What the task requires ▸ Using the listing below, report all lines holding the word "content".
○ ○ ○ ○
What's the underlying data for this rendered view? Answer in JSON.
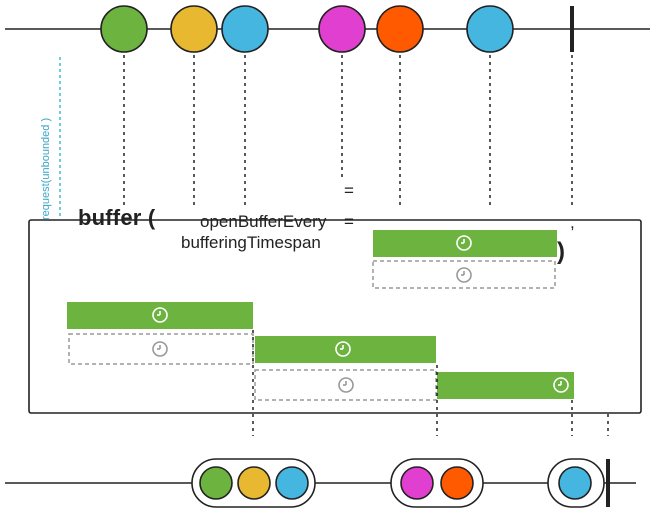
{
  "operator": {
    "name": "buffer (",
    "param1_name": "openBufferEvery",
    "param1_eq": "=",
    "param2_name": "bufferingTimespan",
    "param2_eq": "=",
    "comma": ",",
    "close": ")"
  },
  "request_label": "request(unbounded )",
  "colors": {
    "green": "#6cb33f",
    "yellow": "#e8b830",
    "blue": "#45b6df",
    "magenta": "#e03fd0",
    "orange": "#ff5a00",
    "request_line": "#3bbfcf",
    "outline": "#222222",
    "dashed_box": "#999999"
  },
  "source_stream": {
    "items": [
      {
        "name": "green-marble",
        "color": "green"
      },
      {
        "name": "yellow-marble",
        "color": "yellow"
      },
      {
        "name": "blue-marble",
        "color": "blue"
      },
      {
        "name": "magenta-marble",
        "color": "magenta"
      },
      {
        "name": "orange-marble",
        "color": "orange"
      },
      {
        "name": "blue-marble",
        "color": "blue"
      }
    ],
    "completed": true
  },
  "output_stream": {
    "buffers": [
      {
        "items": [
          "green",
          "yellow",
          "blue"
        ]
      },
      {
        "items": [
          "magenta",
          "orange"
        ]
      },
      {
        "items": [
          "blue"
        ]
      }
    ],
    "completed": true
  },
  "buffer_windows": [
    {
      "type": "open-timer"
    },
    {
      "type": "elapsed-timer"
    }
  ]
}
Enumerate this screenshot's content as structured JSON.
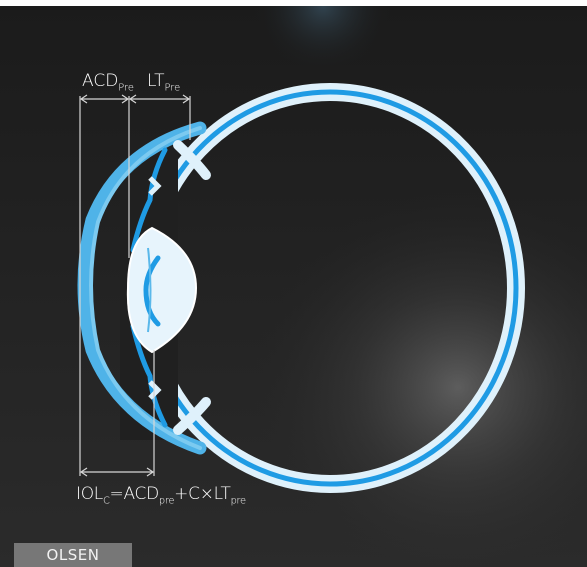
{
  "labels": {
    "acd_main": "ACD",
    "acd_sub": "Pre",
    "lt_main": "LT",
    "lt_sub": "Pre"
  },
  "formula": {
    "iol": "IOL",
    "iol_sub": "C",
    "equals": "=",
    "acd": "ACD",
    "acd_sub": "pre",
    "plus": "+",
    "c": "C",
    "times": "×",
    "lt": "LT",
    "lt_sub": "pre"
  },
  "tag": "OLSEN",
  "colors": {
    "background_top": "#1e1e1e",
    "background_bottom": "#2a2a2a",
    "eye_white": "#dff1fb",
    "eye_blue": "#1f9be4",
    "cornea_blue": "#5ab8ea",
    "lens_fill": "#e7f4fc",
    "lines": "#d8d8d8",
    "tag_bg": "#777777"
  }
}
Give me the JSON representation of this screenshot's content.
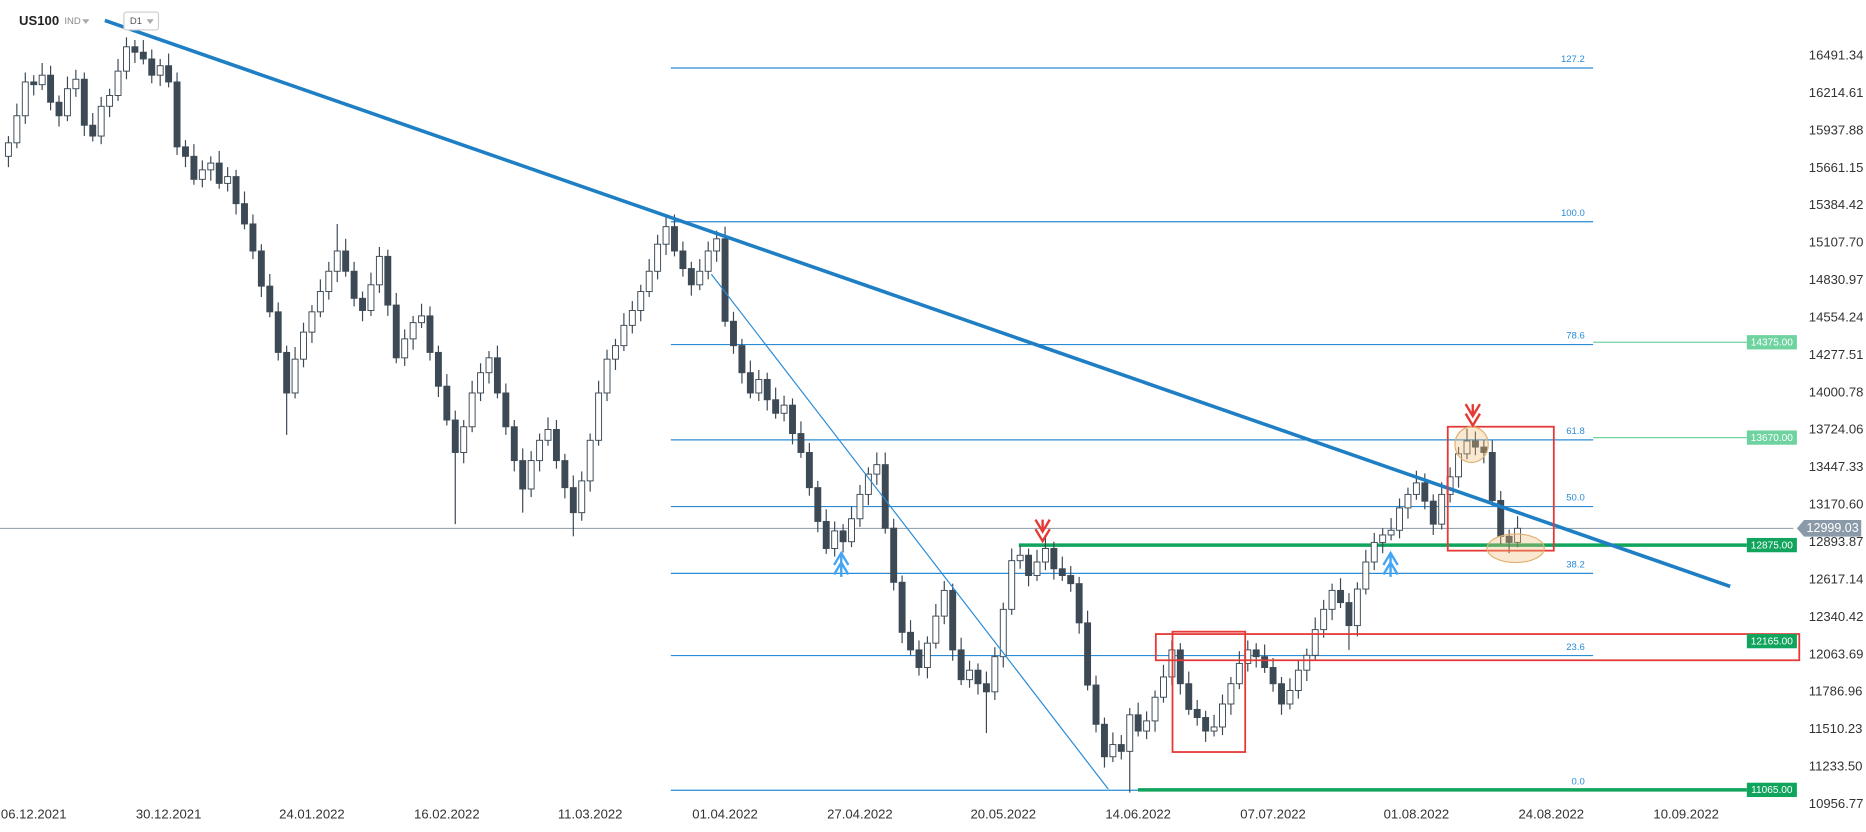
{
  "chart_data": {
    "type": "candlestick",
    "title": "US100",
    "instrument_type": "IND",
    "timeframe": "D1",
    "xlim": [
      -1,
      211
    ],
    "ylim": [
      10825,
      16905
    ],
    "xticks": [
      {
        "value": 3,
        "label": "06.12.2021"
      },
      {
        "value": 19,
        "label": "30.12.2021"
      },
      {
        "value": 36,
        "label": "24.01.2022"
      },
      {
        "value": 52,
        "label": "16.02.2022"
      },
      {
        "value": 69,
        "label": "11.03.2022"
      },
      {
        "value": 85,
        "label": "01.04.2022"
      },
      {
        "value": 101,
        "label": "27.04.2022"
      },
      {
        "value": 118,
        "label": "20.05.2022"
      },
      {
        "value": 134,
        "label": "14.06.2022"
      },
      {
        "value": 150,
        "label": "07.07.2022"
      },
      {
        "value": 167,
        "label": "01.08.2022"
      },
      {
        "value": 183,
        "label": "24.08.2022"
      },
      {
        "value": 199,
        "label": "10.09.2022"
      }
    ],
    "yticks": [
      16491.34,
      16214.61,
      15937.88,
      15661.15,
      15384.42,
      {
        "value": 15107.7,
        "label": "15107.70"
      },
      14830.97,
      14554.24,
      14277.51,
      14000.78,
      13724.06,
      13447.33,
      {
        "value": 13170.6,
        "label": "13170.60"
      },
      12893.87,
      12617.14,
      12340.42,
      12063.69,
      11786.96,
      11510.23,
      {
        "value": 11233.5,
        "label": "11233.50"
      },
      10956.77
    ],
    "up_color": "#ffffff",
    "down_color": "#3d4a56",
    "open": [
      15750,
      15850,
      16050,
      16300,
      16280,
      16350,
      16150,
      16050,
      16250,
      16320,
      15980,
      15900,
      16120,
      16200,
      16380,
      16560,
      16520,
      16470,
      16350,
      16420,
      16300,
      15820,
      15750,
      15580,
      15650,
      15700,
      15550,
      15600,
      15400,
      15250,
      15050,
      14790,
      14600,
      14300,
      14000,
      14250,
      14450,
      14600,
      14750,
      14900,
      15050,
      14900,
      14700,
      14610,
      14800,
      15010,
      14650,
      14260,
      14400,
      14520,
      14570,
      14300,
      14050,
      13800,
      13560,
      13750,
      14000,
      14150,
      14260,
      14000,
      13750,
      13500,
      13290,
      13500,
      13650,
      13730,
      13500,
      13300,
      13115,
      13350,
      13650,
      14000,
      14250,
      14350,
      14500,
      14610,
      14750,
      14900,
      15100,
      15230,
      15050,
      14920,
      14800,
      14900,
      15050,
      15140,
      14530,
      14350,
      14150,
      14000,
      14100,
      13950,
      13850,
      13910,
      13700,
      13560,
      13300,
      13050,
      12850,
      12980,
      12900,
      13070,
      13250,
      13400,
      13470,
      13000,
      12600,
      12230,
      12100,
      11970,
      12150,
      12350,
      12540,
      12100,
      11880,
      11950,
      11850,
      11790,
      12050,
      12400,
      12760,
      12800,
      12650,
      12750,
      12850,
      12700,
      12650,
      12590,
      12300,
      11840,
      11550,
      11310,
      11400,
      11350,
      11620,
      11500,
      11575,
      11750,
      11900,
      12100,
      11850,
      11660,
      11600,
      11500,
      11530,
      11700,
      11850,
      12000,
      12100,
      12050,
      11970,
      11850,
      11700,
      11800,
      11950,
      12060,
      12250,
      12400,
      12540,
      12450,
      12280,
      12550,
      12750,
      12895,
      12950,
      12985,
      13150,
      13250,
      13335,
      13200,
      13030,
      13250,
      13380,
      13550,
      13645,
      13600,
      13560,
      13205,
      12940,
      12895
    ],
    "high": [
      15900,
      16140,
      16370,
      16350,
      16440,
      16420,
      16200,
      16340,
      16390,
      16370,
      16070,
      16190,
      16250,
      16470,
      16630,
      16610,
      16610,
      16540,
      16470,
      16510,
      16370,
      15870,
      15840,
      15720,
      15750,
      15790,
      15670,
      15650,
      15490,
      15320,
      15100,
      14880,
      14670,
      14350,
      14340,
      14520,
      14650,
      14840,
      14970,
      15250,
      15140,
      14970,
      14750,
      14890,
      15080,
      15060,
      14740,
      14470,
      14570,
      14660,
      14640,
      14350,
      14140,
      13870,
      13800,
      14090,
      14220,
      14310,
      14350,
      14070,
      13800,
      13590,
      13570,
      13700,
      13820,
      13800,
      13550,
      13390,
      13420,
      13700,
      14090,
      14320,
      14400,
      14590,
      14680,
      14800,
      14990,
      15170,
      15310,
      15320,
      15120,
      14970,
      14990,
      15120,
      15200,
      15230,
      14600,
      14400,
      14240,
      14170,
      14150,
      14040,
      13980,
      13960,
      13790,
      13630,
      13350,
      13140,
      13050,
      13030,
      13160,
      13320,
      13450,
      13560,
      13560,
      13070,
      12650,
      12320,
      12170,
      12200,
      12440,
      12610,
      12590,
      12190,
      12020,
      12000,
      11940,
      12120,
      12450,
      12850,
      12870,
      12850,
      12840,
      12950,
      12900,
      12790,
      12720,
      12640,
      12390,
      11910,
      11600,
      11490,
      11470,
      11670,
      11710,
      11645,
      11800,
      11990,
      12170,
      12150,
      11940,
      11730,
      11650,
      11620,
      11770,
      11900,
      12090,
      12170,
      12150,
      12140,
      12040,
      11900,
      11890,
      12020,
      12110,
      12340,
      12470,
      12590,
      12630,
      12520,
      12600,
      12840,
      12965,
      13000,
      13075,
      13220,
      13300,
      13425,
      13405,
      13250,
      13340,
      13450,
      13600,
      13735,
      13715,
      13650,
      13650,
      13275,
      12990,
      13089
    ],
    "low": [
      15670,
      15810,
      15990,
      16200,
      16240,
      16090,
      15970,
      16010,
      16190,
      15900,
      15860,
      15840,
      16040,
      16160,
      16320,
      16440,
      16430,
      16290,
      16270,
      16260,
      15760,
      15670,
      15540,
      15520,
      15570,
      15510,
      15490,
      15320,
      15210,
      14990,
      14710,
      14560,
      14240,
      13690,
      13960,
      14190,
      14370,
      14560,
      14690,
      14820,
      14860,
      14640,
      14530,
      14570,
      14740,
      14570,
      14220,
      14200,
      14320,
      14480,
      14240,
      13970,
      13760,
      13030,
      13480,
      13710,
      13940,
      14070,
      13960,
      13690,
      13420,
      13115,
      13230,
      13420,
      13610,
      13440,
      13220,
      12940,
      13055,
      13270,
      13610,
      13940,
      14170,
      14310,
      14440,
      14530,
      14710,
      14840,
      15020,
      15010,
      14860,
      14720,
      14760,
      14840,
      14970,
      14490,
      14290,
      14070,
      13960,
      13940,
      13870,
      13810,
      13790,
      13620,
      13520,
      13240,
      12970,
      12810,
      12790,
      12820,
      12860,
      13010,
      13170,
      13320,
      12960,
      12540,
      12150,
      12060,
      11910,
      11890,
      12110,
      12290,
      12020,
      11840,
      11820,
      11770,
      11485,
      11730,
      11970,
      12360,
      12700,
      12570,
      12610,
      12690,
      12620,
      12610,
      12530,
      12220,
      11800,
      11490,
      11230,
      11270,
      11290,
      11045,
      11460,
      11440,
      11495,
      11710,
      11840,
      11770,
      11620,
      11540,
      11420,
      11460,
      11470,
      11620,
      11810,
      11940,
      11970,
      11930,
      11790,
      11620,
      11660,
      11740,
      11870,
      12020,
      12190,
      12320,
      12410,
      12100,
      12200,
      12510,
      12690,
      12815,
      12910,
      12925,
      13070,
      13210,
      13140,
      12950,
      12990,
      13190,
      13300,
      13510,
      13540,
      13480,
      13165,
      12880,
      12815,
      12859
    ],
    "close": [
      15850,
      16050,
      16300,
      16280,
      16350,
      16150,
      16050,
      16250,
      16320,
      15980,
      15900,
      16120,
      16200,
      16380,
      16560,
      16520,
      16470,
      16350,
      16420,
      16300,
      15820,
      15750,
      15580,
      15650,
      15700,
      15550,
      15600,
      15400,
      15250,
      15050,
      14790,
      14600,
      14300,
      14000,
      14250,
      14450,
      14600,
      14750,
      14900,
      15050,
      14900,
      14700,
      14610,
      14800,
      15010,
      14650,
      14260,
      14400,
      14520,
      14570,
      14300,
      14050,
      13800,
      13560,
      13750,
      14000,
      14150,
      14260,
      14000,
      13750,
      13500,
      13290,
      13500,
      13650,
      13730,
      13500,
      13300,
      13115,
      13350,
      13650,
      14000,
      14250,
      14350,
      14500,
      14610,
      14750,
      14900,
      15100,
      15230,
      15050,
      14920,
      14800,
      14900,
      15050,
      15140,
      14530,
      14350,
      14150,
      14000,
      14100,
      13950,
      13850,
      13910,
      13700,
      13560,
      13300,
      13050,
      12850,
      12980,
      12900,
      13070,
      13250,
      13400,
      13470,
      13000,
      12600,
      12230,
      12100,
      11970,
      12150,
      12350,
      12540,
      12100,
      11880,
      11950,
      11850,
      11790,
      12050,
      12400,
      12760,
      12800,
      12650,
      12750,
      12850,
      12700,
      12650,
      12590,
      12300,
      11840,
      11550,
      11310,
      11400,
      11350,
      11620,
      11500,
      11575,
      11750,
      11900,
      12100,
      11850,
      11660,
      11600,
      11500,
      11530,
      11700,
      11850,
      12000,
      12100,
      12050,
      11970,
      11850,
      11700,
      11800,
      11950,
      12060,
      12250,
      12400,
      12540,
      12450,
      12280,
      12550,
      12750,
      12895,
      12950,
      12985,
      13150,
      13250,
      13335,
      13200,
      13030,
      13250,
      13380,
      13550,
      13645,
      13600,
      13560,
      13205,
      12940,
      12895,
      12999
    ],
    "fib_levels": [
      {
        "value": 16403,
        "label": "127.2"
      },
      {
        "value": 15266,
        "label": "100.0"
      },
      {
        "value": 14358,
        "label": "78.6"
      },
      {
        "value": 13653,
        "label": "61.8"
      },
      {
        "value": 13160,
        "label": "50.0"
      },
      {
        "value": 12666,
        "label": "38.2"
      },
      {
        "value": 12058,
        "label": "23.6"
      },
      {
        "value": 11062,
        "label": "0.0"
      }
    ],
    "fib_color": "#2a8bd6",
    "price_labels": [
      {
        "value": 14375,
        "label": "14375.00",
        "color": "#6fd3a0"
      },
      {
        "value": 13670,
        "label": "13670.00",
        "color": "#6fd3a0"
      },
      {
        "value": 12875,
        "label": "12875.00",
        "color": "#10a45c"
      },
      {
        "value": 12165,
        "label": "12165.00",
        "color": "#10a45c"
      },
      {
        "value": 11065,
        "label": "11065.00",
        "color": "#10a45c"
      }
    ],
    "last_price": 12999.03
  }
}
○ ○ ○ ○
Correct response ▸
Enumerate this screenshot's content as structured JSON.
Give me the JSON representation of this screenshot's content.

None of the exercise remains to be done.